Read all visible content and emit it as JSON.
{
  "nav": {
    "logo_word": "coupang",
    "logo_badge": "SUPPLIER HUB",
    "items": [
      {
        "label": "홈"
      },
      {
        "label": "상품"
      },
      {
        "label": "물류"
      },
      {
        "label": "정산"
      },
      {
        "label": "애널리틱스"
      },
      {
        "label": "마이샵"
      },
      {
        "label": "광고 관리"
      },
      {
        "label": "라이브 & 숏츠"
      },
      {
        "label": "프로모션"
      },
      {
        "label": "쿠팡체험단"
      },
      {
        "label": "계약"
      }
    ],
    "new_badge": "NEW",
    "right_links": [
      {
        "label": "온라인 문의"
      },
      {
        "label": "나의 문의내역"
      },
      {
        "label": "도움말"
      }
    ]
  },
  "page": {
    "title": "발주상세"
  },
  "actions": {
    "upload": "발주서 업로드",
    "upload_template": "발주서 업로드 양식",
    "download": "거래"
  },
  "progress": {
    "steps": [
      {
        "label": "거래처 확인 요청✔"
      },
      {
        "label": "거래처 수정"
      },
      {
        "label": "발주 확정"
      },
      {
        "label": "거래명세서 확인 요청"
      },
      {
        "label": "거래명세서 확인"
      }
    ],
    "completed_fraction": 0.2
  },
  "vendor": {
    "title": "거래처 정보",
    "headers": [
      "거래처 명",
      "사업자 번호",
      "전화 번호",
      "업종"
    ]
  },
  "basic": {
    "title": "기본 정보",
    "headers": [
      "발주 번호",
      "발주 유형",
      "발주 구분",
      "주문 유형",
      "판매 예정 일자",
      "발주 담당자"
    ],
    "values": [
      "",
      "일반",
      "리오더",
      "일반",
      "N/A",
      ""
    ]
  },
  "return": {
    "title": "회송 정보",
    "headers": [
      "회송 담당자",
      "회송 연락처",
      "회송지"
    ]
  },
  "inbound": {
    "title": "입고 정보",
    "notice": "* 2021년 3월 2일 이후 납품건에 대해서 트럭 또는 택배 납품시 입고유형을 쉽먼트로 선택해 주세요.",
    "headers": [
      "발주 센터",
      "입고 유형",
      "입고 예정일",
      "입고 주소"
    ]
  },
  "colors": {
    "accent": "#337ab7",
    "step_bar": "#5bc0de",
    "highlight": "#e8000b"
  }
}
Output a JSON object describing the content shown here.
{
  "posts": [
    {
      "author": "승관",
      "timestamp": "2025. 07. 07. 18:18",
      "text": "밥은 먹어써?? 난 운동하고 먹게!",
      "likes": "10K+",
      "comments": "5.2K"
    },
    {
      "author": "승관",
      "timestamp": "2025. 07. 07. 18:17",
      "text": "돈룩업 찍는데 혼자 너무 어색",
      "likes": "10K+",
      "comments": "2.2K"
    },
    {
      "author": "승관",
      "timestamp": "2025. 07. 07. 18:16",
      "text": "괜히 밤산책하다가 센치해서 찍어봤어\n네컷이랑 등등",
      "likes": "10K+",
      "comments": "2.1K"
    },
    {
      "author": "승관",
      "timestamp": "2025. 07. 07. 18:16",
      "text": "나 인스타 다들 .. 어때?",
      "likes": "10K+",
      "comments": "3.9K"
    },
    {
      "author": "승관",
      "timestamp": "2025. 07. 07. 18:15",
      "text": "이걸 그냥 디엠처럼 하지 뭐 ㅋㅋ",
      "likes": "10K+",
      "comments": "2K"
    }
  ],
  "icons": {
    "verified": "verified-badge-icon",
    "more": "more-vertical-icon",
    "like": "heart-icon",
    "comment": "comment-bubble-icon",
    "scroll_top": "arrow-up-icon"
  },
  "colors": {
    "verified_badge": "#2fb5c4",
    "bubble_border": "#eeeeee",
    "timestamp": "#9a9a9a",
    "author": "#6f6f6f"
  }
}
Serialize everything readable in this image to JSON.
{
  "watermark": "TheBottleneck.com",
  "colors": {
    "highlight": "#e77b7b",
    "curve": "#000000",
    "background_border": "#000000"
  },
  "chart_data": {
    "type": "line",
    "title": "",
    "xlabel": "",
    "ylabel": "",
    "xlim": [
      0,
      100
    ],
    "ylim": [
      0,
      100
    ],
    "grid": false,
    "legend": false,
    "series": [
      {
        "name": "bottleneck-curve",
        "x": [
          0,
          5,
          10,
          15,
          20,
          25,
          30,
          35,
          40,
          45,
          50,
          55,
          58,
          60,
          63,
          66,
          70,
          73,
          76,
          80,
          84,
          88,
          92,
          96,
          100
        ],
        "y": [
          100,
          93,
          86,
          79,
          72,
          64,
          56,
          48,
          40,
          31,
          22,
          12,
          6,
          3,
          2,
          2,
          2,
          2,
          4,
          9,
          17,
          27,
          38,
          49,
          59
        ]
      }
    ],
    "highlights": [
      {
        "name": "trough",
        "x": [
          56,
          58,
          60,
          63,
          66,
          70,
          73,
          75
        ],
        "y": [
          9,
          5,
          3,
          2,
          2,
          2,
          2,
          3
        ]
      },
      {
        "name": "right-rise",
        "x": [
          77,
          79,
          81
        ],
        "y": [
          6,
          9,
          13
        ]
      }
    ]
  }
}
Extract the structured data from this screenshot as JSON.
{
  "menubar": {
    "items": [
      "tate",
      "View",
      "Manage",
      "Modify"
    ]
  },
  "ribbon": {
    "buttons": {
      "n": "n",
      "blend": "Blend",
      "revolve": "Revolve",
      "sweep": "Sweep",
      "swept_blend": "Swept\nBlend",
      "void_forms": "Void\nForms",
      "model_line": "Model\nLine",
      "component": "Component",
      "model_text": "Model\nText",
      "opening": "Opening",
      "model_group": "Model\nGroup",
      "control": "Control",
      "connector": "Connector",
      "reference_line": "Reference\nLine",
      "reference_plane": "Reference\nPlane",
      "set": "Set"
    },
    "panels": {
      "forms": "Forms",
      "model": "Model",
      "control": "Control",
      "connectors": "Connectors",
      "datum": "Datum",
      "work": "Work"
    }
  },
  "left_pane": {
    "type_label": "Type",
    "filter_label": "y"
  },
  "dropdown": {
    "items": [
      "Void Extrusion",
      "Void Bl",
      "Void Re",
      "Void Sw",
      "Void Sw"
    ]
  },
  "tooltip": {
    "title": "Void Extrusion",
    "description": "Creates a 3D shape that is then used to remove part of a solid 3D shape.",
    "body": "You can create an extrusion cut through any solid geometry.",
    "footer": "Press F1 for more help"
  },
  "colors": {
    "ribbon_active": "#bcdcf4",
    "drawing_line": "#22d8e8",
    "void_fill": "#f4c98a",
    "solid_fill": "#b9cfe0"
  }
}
+++++
What you should do
Write out all the records above again, exactly as they stand.

Final answer
Read all visible content and emit it as JSON.
{
  "nav": {
    "logo_word": "coupang",
    "logo_badge": "SUPPLIER HUB",
    "items": [
      {
        "label": "홈"
      },
      {
        "label": "상품"
      },
      {
        "label": "물류"
      },
      {
        "label": "정산"
      },
      {
        "label": "애널리틱스"
      },
      {
        "label": "마이샵"
      },
      {
        "label": "광고 관리"
      },
      {
        "label": "라이브 & 숏츠"
      },
      {
        "label": "프로모션"
      },
      {
        "label": "쿠팡체험단"
      },
      {
        "label": "계약"
      }
    ],
    "new_badge": "NEW",
    "right_links": [
      {
        "label": "온라인 문의"
      },
      {
        "label": "나의 문의내역"
      },
      {
        "label": "도움말"
      }
    ]
  },
  "page": {
    "title": "발주상세"
  },
  "actions": {
    "upload": "발주서 업로드",
    "upload_template": "발주서 업로드 양식",
    "download": "거래"
  },
  "progress": {
    "steps": [
      {
        "label": "거래처 확인 요청✔"
      },
      {
        "label": "거래처 수정"
      },
      {
        "label": "발주 확정"
      },
      {
        "label": "거래명세서 확인 요청"
      },
      {
        "label": "거래명세서 확인"
      }
    ],
    "completed_fraction": 0.2
  },
  "vendor": {
    "title": "거래처 정보",
    "headers": [
      "거래처 명",
      "사업자 번호",
      "전화 번호",
      "업종"
    ]
  },
  "basic": {
    "title": "기본 정보",
    "headers": [
      "발주 번호",
      "발주 유형",
      "발주 구분",
      "주문 유형",
      "판매 예정 일자",
      "발주 담당자"
    ],
    "values": [
      "",
      "일반",
      "리오더",
      "일반",
      "N/A",
      ""
    ]
  },
  "return": {
    "title": "회송 정보",
    "headers": [
      "회송 담당자",
      "회송 연락처",
      "회송지"
    ]
  },
  "inbound": {
    "title": "입고 정보",
    "notice": "* 2021년 3월 2일 이후 납품건에 대해서 트럭 또는 택배 납품시 입고유형을 쉽먼트로 선택해 주세요.",
    "headers": [
      "발주 센터",
      "입고 유형",
      "입고 예정일",
      "입고 주소"
    ]
  },
  "colors": {
    "accent": "#337ab7",
    "step_bar": "#5bc0de",
    "highlight": "#e8000b"
  }
}
Output a JSON object describing the content shown here.
{
  "posts": [
    {
      "author": "승관",
      "timestamp": "2025. 07. 07. 18:18",
      "text": "밥은 먹어써?? 난 운동하고 먹게!",
      "likes": "10K+",
      "comments": "5.2K"
    },
    {
      "author": "승관",
      "timestamp": "2025. 07. 07. 18:17",
      "text": "돈룩업 찍는데 혼자 너무 어색",
      "likes": "10K+",
      "comments": "2.2K"
    },
    {
      "author": "승관",
      "timestamp": "2025. 07. 07. 18:16",
      "text": "괜히 밤산책하다가 센치해서 찍어봤어\n네컷이랑 등등",
      "likes": "10K+",
      "comments": "2.1K"
    },
    {
      "author": "승관",
      "timestamp": "2025. 07. 07. 18:16",
      "text": "나 인스타 다들 .. 어때?",
      "likes": "10K+",
      "comments": "3.9K"
    },
    {
      "author": "승관",
      "timestamp": "2025. 07. 07. 18:15",
      "text": "이걸 그냥 디엠처럼 하지 뭐 ㅋㅋ",
      "likes": "10K+",
      "comments": "2K"
    }
  ],
  "icons": {
    "verified": "verified-badge-icon",
    "more": "more-vertical-icon",
    "like": "heart-icon",
    "comment": "comment-bubble-icon",
    "scroll_top": "arrow-up-icon"
  },
  "colors": {
    "verified_badge": "#2fb5c4",
    "bubble_border": "#eeeeee",
    "timestamp": "#9a9a9a",
    "author": "#6f6f6f"
  }
}
Serialize everything readable in this image to JSON.
{
  "watermark": "TheBottleneck.com",
  "colors": {
    "highlight": "#e77b7b",
    "curve": "#000000",
    "background_border": "#000000"
  },
  "chart_data": {
    "type": "line",
    "title": "",
    "xlabel": "",
    "ylabel": "",
    "xlim": [
      0,
      100
    ],
    "ylim": [
      0,
      100
    ],
    "grid": false,
    "legend": false,
    "series": [
      {
        "name": "bottleneck-curve",
        "x": [
          0,
          5,
          10,
          15,
          20,
          25,
          30,
          35,
          40,
          45,
          50,
          55,
          58,
          60,
          63,
          66,
          70,
          73,
          76,
          80,
          84,
          88,
          92,
          96,
          100
        ],
        "y": [
          100,
          93,
          86,
          79,
          72,
          64,
          56,
          48,
          40,
          31,
          22,
          12,
          6,
          3,
          2,
          2,
          2,
          2,
          4,
          9,
          17,
          27,
          38,
          49,
          59
        ]
      }
    ],
    "highlights": [
      {
        "name": "trough",
        "x": [
          56,
          58,
          60,
          63,
          66,
          70,
          73,
          75
        ],
        "y": [
          9,
          5,
          3,
          2,
          2,
          2,
          2,
          3
        ]
      },
      {
        "name": "right-rise",
        "x": [
          77,
          79,
          81
        ],
        "y": [
          6,
          9,
          13
        ]
      }
    ]
  }
}
Extract the structured data from this screenshot as JSON.
{
  "menubar": {
    "items": [
      "tate",
      "View",
      "Manage",
      "Modify"
    ]
  },
  "ribbon": {
    "buttons": {
      "n": "n",
      "blend": "Blend",
      "revolve": "Revolve",
      "sweep": "Sweep",
      "swept_blend": "Swept\nBlend",
      "void_forms": "Void\nForms",
      "model_line": "Model\nLine",
      "component": "Component",
      "model_text": "Model\nText",
      "opening": "Opening",
      "model_group": "Model\nGroup",
      "control": "Control",
      "connector": "Connector",
      "reference_line": "Reference\nLine",
      "reference_plane": "Reference\nPlane",
      "set": "Set"
    },
    "panels": {
      "forms": "Forms",
      "model": "Model",
      "control": "Control",
      "connectors": "Connectors",
      "datum": "Datum",
      "work": "Work"
    }
  },
  "left_pane": {
    "type_label": "Type",
    "filter_label": "y"
  },
  "dropdown": {
    "items": [
      "Void Extrusion",
      "Void Bl",
      "Void Re",
      "Void Sw",
      "Void Sw"
    ]
  },
  "tooltip": {
    "title": "Void Extrusion",
    "description": "Creates a 3D shape that is then used to remove part of a solid 3D shape.",
    "body": "You can create an extrusion cut through any solid geometry.",
    "footer": "Press F1 for more help"
  },
  "colors": {
    "ribbon_active": "#bcdcf4",
    "drawing_line": "#22d8e8",
    "void_fill": "#f4c98a",
    "solid_fill": "#b9cfe0"
  }
}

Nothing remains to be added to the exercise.